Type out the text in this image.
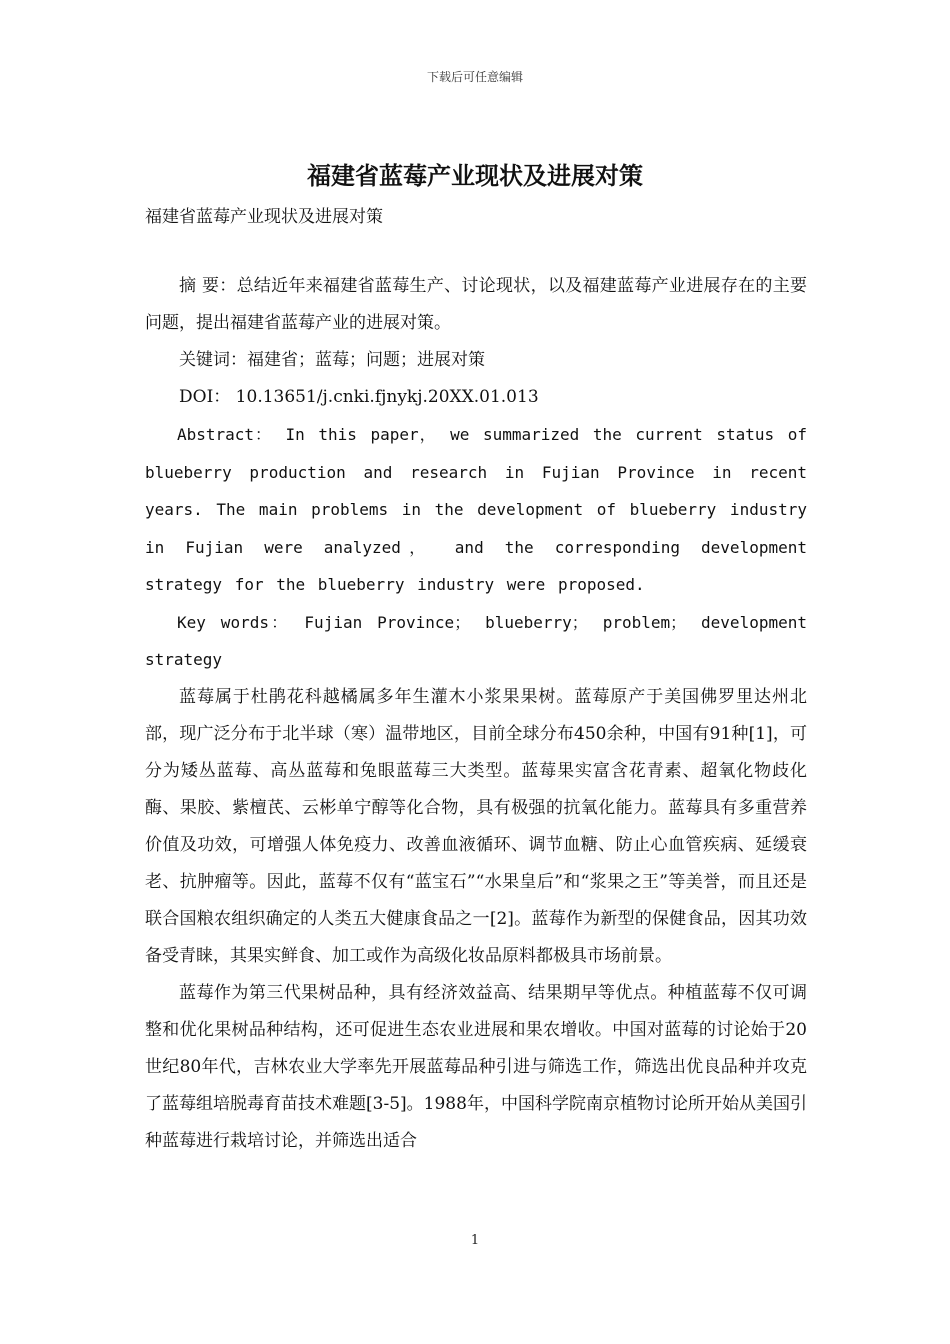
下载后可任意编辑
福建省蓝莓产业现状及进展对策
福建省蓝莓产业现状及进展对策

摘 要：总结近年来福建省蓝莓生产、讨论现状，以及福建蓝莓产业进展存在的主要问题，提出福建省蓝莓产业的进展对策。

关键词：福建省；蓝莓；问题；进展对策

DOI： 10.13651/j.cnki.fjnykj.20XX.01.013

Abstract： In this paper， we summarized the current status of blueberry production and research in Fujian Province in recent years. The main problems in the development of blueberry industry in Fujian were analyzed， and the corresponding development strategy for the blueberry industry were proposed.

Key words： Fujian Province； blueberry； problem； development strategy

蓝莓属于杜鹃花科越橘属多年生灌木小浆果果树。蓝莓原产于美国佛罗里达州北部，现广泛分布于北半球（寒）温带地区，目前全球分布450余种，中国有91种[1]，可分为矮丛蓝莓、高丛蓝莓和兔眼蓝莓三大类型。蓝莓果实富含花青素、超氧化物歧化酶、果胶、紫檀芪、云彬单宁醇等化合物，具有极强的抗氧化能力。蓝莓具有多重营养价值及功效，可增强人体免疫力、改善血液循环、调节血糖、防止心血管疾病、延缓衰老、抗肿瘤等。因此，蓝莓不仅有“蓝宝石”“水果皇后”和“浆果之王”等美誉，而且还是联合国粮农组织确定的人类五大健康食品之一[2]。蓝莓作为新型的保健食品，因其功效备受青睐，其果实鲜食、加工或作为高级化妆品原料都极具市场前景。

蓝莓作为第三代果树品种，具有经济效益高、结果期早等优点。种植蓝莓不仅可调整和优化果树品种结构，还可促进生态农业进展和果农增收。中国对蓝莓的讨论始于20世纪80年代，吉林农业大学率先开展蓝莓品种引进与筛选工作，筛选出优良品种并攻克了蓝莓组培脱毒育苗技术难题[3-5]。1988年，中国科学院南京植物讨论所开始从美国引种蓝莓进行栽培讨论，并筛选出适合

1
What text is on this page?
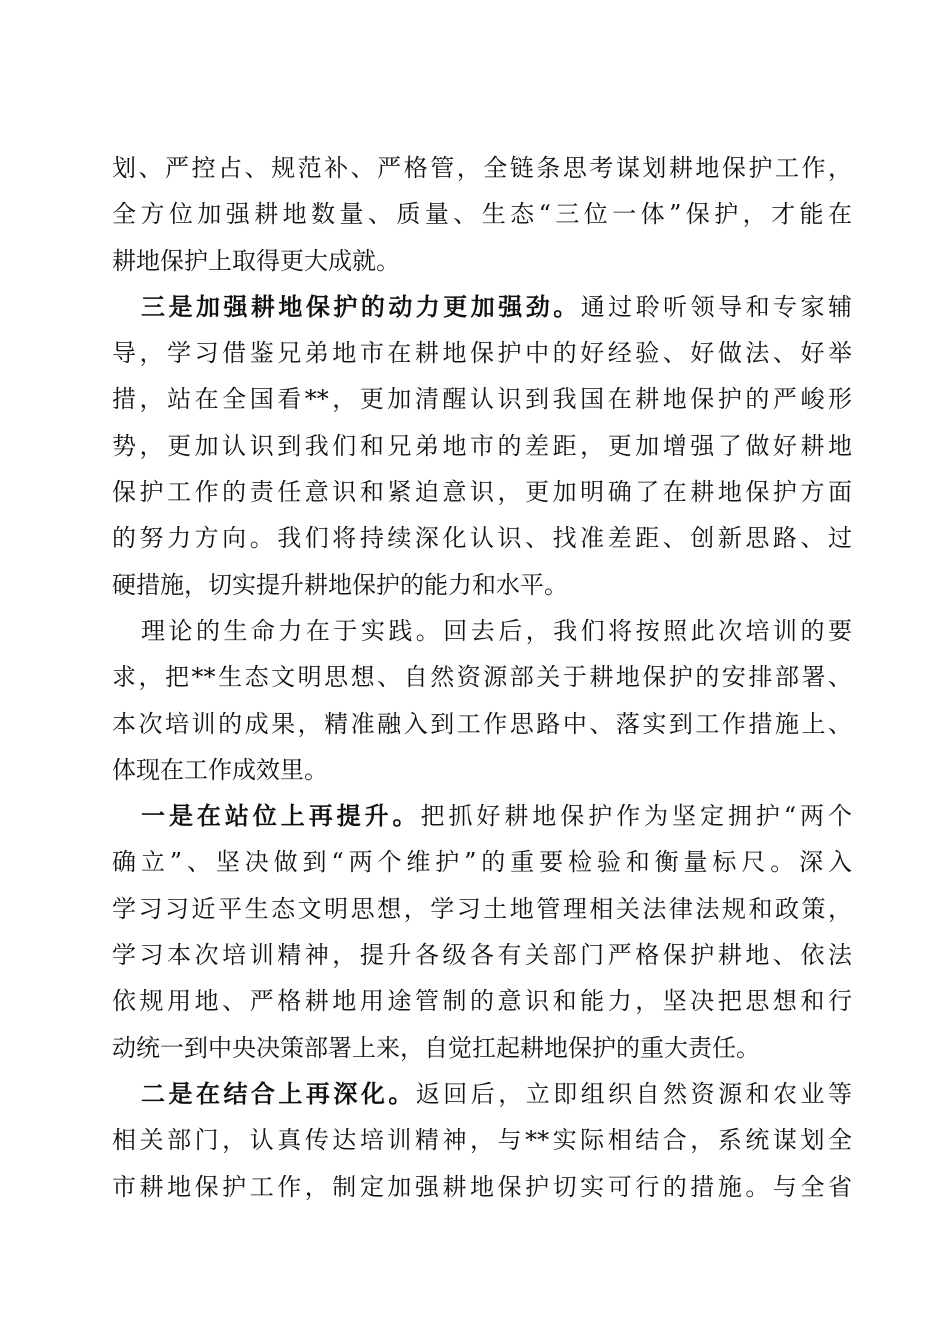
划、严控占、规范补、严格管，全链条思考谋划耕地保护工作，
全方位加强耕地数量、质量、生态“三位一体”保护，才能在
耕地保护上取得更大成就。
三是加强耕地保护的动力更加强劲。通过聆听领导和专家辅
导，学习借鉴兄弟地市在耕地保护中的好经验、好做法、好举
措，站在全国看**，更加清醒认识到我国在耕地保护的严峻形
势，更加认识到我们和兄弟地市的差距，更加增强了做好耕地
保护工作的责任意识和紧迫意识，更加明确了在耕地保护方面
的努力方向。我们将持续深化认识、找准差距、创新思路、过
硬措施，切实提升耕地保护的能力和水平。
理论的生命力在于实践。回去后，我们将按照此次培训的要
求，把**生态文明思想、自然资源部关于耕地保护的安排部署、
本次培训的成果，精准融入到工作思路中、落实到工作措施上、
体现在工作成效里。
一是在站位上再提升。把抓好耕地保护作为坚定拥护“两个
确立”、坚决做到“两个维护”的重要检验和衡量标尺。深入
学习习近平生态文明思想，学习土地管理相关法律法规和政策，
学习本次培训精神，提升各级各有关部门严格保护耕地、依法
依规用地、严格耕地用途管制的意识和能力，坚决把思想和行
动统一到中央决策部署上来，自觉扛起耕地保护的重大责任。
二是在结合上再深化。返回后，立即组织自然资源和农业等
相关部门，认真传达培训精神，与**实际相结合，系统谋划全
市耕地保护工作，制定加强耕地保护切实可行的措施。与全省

━━━━━━━━━━━━━━━━━━━━━━━━━━━━━━

■ Stated goal:
Verbatim reproduction of every record is required; images are left out.

■ Task output:
Type out the text in this image.
下载后可任意编辑
福建省蓝莓产业现状及进展对策
福建省蓝莓产业现状及进展对策

摘 要：总结近年来福建省蓝莓生产、讨论现状，以及福建蓝莓产业进展存在的主要问题，提出福建省蓝莓产业的进展对策。

关键词：福建省；蓝莓；问题；进展对策

DOI： 10.13651/j.cnki.fjnykj.20XX.01.013

Abstract： In this paper， we summarized the current status of blueberry production and research in Fujian Province in recent years. The main problems in the development of blueberry industry in Fujian were analyzed， and the corresponding development strategy for the blueberry industry were proposed.

Key words： Fujian Province； blueberry； problem； development strategy

蓝莓属于杜鹃花科越橘属多年生灌木小浆果果树。蓝莓原产于美国佛罗里达州北部，现广泛分布于北半球（寒）温带地区，目前全球分布450余种，中国有91种[1]，可分为矮丛蓝莓、高丛蓝莓和兔眼蓝莓三大类型。蓝莓果实富含花青素、超氧化物歧化酶、果胶、紫檀芪、云彬单宁醇等化合物，具有极强的抗氧化能力。蓝莓具有多重营养价值及功效，可增强人体免疫力、改善血液循环、调节血糖、防止心血管疾病、延缓衰老、抗肿瘤等。因此，蓝莓不仅有“蓝宝石”“水果皇后”和“浆果之王”等美誉，而且还是联合国粮农组织确定的人类五大健康食品之一[2]。蓝莓作为新型的保健食品，因其功效备受青睐，其果实鲜食、加工或作为高级化妆品原料都极具市场前景。

蓝莓作为第三代果树品种，具有经济效益高、结果期早等优点。种植蓝莓不仅可调整和优化果树品种结构，还可促进生态农业进展和果农增收。中国对蓝莓的讨论始于20世纪80年代，吉林农业大学率先开展蓝莓品种引进与筛选工作，筛选出优良品种并攻克了蓝莓组培脱毒育苗技术难题[3-5]。1988年，中国科学院南京植物讨论所开始从美国引种蓝莓进行栽培讨论，并筛选出适合

1
What text is on this page?
划、严控占、规范补、严格管，全链条思考谋划耕地保护工作，
全方位加强耕地数量、质量、生态“三位一体”保护，才能在
耕地保护上取得更大成就。
三是加强耕地保护的动力更加强劲。通过聆听领导和专家辅
导，学习借鉴兄弟地市在耕地保护中的好经验、好做法、好举
措，站在全国看**，更加清醒认识到我国在耕地保护的严峻形
势，更加认识到我们和兄弟地市的差距，更加增强了做好耕地
保护工作的责任意识和紧迫意识，更加明确了在耕地保护方面
的努力方向。我们将持续深化认识、找准差距、创新思路、过
硬措施，切实提升耕地保护的能力和水平。
理论的生命力在于实践。回去后，我们将按照此次培训的要
求，把**生态文明思想、自然资源部关于耕地保护的安排部署、
本次培训的成果，精准融入到工作思路中、落实到工作措施上、
体现在工作成效里。
一是在站位上再提升。把抓好耕地保护作为坚定拥护“两个
确立”、坚决做到“两个维护”的重要检验和衡量标尺。深入
学习习近平生态文明思想，学习土地管理相关法律法规和政策，
学习本次培训精神，提升各级各有关部门严格保护耕地、依法
依规用地、严格耕地用途管制的意识和能力，坚决把思想和行
动统一到中央决策部署上来，自觉扛起耕地保护的重大责任。
二是在结合上再深化。返回后，立即组织自然资源和农业等
相关部门，认真传达培训精神，与**实际相结合，系统谋划全
市耕地保护工作，制定加强耕地保护切实可行的措施。与全省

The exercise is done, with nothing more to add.